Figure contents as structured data
* begin *

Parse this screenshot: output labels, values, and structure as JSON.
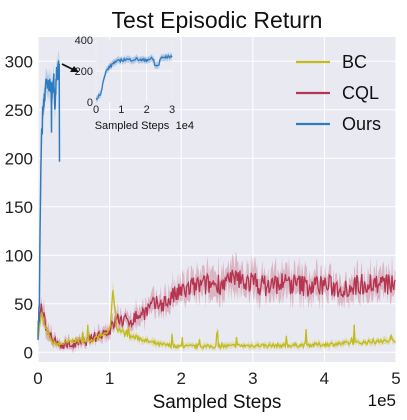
{
  "chart_data": {
    "type": "line",
    "title": "Test Episodic Return",
    "xlabel": "Sampled Steps",
    "x_exponent": "1e5",
    "ylabel": "",
    "xlim": [
      0,
      5
    ],
    "ylim": [
      -10,
      325
    ],
    "x_ticks": [
      "0",
      "1",
      "2",
      "3",
      "4",
      "5"
    ],
    "y_ticks": [
      "0",
      "50",
      "100",
      "150",
      "200",
      "250",
      "300"
    ],
    "grid": true,
    "legend_position": "top-right",
    "series": [
      {
        "name": "BC",
        "color": "#c2bb1a",
        "x": [
          0,
          0.05,
          0.1,
          0.2,
          0.3,
          0.4,
          0.5,
          0.6,
          0.7,
          0.8,
          0.9,
          1.0,
          1.05,
          1.1,
          1.2,
          1.3,
          1.4,
          1.5,
          1.7,
          2.0,
          2.5,
          3.0,
          3.5,
          4.0,
          4.5,
          5.0
        ],
        "y": [
          15,
          40,
          25,
          10,
          8,
          10,
          12,
          12,
          12,
          14,
          18,
          22,
          65,
          25,
          20,
          16,
          15,
          12,
          8,
          6,
          6,
          7,
          7,
          8,
          10,
          12
        ]
      },
      {
        "name": "CQL",
        "color": "#b5344f",
        "x": [
          0,
          0.05,
          0.1,
          0.2,
          0.3,
          0.4,
          0.5,
          0.6,
          0.7,
          0.8,
          0.9,
          1.0,
          1.1,
          1.2,
          1.3,
          1.4,
          1.5,
          1.6,
          1.7,
          1.8,
          1.9,
          2.0,
          2.2,
          2.4,
          2.6,
          2.8,
          3.0,
          3.2,
          3.4,
          3.6,
          3.8,
          4.0,
          4.2,
          4.4,
          4.6,
          4.8,
          5.0
        ],
        "y": [
          20,
          45,
          30,
          12,
          8,
          8,
          8,
          10,
          12,
          16,
          20,
          22,
          35,
          32,
          33,
          38,
          42,
          48,
          50,
          52,
          58,
          62,
          68,
          70,
          72,
          75,
          72,
          68,
          72,
          70,
          68,
          70,
          66,
          68,
          72,
          70,
          70
        ]
      }
    ],
    "inset": {
      "xlabel": "Sampled Steps",
      "x_exponent": "1e4",
      "xlim": [
        0,
        3
      ],
      "ylim": [
        0,
        400
      ],
      "x_ticks": [
        "0",
        "1",
        "2",
        "3"
      ],
      "y_ticks": [
        "0",
        "200",
        "400"
      ],
      "series": [
        {
          "name": "Ours",
          "color": "#2f7bbf",
          "x": [
            0,
            0.2,
            0.3,
            0.4,
            0.5,
            0.6,
            0.7,
            0.8,
            0.9,
            1.0,
            1.2,
            1.4,
            1.6,
            1.8,
            2.0,
            2.2,
            2.4,
            2.6,
            2.8,
            3.0
          ],
          "y": [
            20,
            60,
            140,
            200,
            220,
            235,
            255,
            260,
            265,
            270,
            275,
            272,
            278,
            270,
            272,
            280,
            255,
            285,
            290,
            295
          ]
        }
      ]
    }
  }
}
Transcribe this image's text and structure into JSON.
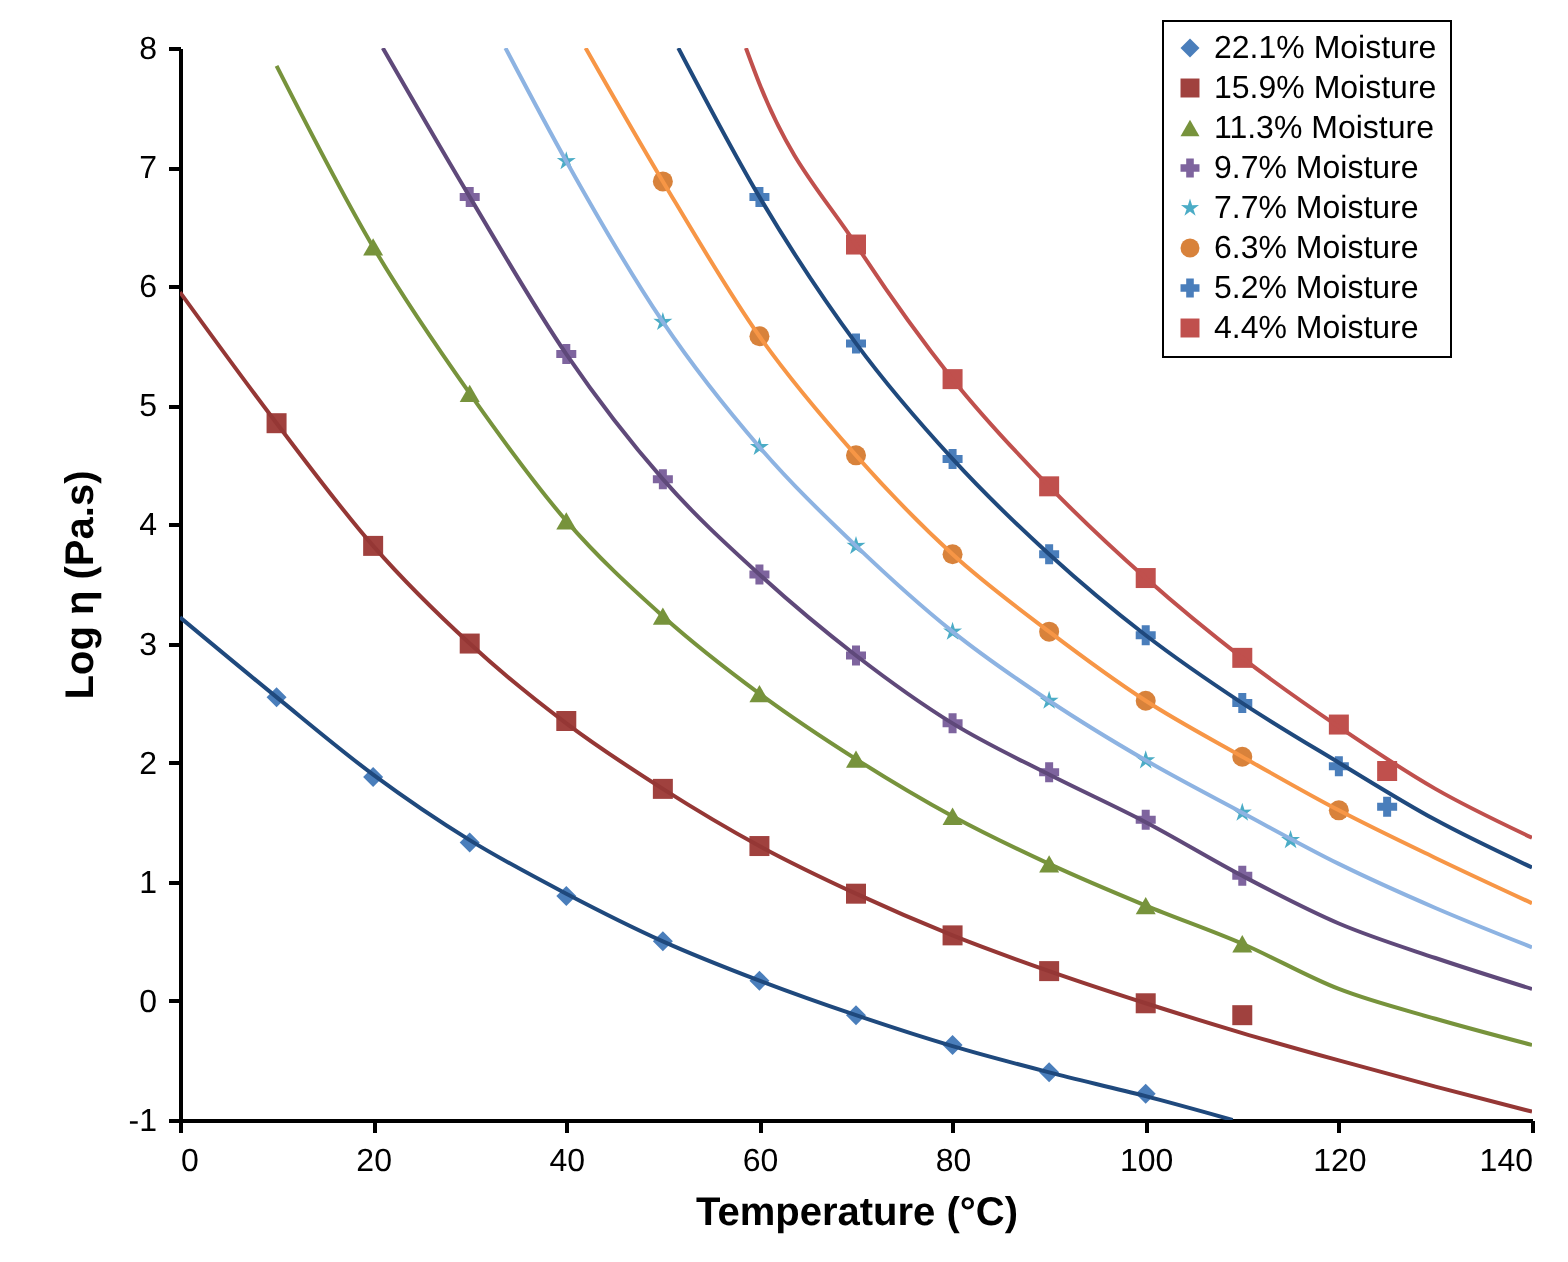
{
  "chart_data": {
    "type": "scatter",
    "xlabel": "Temperature (°C)",
    "ylabel": "Log η (Pa.s)",
    "xlim": [
      0,
      140
    ],
    "xticks": [
      0,
      20,
      40,
      60,
      80,
      100,
      120,
      140
    ],
    "ylim": [
      -1,
      8
    ],
    "yticks": [
      -1,
      0,
      1,
      2,
      3,
      4,
      5,
      6,
      7,
      8
    ],
    "grid": false,
    "legend": "top right",
    "series": [
      {
        "type": "line",
        "color": "#1f497d",
        "x": [
          0,
          10,
          20,
          30,
          40,
          50,
          60,
          70,
          80,
          90,
          100,
          109
        ],
        "values": [
          3.22,
          2.55,
          1.9,
          1.35,
          0.9,
          0.5,
          0.17,
          -0.12,
          -0.38,
          -0.6,
          -0.8,
          -1
        ]
      },
      {
        "type": "line",
        "color": "#953735",
        "x": [
          0,
          10,
          20,
          30,
          40,
          50,
          60,
          70,
          80,
          90,
          100,
          110,
          120,
          130,
          140
        ],
        "values": [
          5.95,
          4.85,
          3.82,
          3.0,
          2.33,
          1.78,
          1.3,
          0.9,
          0.55,
          0.25,
          -0.02,
          -0.27,
          -0.5,
          -0.72,
          -0.93
        ]
      },
      {
        "type": "line",
        "color": "#77933c",
        "x": [
          10,
          20,
          30,
          40,
          50,
          60,
          70,
          80,
          90,
          100,
          110,
          120,
          130,
          140
        ],
        "values": [
          7.85,
          6.33,
          5.1,
          4.03,
          3.23,
          2.58,
          2.03,
          1.55,
          1.15,
          0.8,
          0.48,
          0.1,
          -0.15,
          -0.37
        ]
      },
      {
        "type": "line",
        "color": "#5f497a",
        "x": [
          21,
          30,
          40,
          50,
          60,
          70,
          80,
          90,
          100,
          110,
          120,
          130,
          140
        ],
        "values": [
          8,
          6.75,
          5.43,
          4.38,
          3.58,
          2.9,
          2.33,
          1.9,
          1.5,
          1.05,
          0.65,
          0.36,
          0.1
        ]
      },
      {
        "type": "line",
        "color": "#8db3e2",
        "x": [
          33.7,
          40,
          50,
          60,
          70,
          80,
          90,
          100,
          110,
          120,
          130,
          140
        ],
        "values": [
          8,
          7.05,
          5.7,
          4.65,
          3.82,
          3.1,
          2.52,
          2.02,
          1.58,
          1.15,
          0.78,
          0.45
        ]
      },
      {
        "type": "line",
        "color": "#f79646",
        "x": [
          42,
          50,
          60,
          70,
          80,
          90,
          100,
          110,
          120,
          130,
          140
        ],
        "values": [
          8,
          6.88,
          5.58,
          4.58,
          3.75,
          3.1,
          2.52,
          2.05,
          1.6,
          1.2,
          0.82
        ]
      },
      {
        "type": "line",
        "color": "#1f497d",
        "x": [
          51.6,
          60,
          70,
          80,
          90,
          100,
          110,
          120,
          130,
          140
        ],
        "values": [
          8,
          6.75,
          5.52,
          4.55,
          3.75,
          3.07,
          2.5,
          2.0,
          1.52,
          1.12
        ]
      },
      {
        "type": "line",
        "color": "#c0504d",
        "x": [
          58.6,
          60,
          70,
          80,
          90,
          100,
          110,
          120,
          130,
          140
        ],
        "values": [
          8,
          7.7,
          6.35,
          5.22,
          4.32,
          3.55,
          2.88,
          2.3,
          1.78,
          1.37
        ]
      },
      {
        "name": "22.1% Moisture",
        "color": "#4a7ebb",
        "marker": "diamond",
        "x": [
          10,
          20,
          30,
          40,
          50,
          60,
          70,
          80,
          90,
          100
        ],
        "values": [
          2.55,
          1.88,
          1.33,
          0.88,
          0.5,
          0.17,
          -0.12,
          -0.37,
          -0.6,
          -0.78
        ]
      },
      {
        "name": "15.9% Moisture",
        "color": "#a0413e",
        "marker": "square",
        "x": [
          10,
          20,
          30,
          40,
          50,
          60,
          70,
          80,
          90,
          100,
          110
        ],
        "values": [
          4.85,
          3.82,
          3.0,
          2.35,
          1.78,
          1.3,
          0.9,
          0.55,
          0.25,
          -0.02,
          -0.12
        ]
      },
      {
        "name": "11.3% Moisture",
        "color": "#77933c",
        "marker": "triangle",
        "x": [
          20,
          30,
          40,
          50,
          60,
          70,
          80,
          90,
          100,
          110
        ],
        "values": [
          6.33,
          5.1,
          4.03,
          3.23,
          2.58,
          2.03,
          1.55,
          1.15,
          0.8,
          0.48
        ]
      },
      {
        "name": "9.7% Moisture",
        "color": "#7e649e",
        "marker": "cross",
        "x": [
          30,
          40,
          50,
          60,
          70,
          80,
          90,
          100,
          110
        ],
        "values": [
          6.75,
          5.43,
          4.38,
          3.58,
          2.9,
          2.33,
          1.92,
          1.52,
          1.05
        ]
      },
      {
        "name": "7.7% Moisture",
        "color": "#4bacc6",
        "marker": "star",
        "x": [
          40,
          50,
          60,
          70,
          80,
          90,
          100,
          110,
          115
        ],
        "values": [
          7.05,
          5.7,
          4.65,
          3.82,
          3.1,
          2.52,
          2.02,
          1.58,
          1.35
        ]
      },
      {
        "name": "6.3% Moisture",
        "color": "#d8823b",
        "marker": "circle",
        "x": [
          50,
          60,
          70,
          80,
          90,
          100,
          110,
          120
        ],
        "values": [
          6.88,
          5.58,
          4.58,
          3.75,
          3.1,
          2.52,
          2.05,
          1.6
        ]
      },
      {
        "name": "5.2% Moisture",
        "color": "#4a7ebb",
        "marker": "cross",
        "x": [
          60,
          70,
          80,
          90,
          100,
          110,
          120,
          125
        ],
        "values": [
          6.75,
          5.52,
          4.55,
          3.75,
          3.07,
          2.5,
          1.97,
          1.63
        ]
      },
      {
        "name": "4.4% Moisture",
        "color": "#c0504d",
        "marker": "square",
        "x": [
          70,
          80,
          90,
          100,
          110,
          120,
          125
        ],
        "values": [
          6.35,
          5.22,
          4.32,
          3.55,
          2.88,
          2.32,
          1.93
        ]
      }
    ]
  }
}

* end *

AIM = In the entries above, find each line with the word "Steps" and show it.

SOLUTION FOR THIS TASK =
    "xlabel": "Sampled Steps",
      "xlabel": "Sampled Steps",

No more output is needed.